Dataset items
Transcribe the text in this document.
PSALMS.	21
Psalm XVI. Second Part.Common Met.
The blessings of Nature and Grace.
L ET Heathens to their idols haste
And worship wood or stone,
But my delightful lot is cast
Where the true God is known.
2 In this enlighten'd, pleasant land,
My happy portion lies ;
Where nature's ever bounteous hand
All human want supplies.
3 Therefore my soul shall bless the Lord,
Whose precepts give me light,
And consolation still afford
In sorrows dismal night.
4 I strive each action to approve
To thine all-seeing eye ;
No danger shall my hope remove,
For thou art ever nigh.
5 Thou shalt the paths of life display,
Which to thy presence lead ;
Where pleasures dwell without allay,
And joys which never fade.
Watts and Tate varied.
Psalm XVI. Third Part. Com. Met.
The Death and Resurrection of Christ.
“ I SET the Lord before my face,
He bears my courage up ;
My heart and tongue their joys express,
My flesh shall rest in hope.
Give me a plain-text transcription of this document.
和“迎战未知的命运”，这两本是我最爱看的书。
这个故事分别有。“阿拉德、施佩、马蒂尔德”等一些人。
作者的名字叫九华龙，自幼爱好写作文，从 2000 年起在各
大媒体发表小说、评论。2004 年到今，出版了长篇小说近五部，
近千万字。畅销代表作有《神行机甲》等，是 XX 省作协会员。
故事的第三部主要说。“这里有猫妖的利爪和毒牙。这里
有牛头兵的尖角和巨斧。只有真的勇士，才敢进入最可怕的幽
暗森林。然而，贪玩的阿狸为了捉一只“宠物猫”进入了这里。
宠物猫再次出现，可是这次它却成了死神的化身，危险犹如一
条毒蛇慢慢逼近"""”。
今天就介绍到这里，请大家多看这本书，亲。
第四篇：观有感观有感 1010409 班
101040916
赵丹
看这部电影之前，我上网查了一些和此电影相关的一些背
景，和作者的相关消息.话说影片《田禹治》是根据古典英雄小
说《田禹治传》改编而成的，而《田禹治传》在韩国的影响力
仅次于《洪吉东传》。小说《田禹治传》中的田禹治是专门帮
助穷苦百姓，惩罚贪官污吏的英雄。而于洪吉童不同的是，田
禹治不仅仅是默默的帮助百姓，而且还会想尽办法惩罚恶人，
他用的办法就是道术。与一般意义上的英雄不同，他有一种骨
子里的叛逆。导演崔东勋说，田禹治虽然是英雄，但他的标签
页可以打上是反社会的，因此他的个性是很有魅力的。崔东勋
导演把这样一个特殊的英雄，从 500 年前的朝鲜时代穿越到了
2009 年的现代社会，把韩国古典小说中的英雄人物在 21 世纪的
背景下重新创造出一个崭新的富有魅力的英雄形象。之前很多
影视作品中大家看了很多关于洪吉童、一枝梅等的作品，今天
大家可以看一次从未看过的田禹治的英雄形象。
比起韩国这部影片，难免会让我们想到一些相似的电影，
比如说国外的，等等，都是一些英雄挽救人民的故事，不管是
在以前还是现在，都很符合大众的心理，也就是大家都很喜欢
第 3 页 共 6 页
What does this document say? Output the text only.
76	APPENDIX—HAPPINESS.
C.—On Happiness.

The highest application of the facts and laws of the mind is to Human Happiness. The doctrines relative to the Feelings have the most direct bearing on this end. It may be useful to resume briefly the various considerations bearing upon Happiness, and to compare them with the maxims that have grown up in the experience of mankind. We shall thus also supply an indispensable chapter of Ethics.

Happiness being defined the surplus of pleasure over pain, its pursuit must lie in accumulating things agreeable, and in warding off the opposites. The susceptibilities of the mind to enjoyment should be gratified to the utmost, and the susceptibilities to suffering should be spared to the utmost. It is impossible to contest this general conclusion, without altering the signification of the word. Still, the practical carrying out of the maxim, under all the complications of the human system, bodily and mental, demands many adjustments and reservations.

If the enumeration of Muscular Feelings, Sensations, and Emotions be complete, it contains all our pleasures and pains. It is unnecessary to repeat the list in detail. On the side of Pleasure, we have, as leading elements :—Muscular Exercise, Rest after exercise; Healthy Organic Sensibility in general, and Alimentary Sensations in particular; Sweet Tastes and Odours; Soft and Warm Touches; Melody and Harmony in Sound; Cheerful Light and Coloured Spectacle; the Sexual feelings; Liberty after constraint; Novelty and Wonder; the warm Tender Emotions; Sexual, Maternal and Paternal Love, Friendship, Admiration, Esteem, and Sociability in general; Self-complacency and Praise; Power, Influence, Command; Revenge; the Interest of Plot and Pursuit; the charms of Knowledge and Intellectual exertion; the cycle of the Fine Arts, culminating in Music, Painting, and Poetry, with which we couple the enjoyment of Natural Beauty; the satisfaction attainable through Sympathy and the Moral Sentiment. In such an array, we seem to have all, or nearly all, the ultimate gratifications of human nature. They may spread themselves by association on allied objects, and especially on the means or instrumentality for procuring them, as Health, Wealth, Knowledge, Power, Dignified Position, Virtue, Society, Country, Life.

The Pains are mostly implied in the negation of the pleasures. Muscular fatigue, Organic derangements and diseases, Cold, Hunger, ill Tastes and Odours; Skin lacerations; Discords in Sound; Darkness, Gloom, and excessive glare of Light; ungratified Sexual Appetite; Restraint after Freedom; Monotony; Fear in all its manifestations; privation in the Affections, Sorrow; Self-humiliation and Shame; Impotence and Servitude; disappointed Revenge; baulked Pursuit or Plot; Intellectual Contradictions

TASK INSTRUCTIONS
Go through the records line by line and count those containing the string "Lord". Give only the total.

CORRECT OUTPUT
2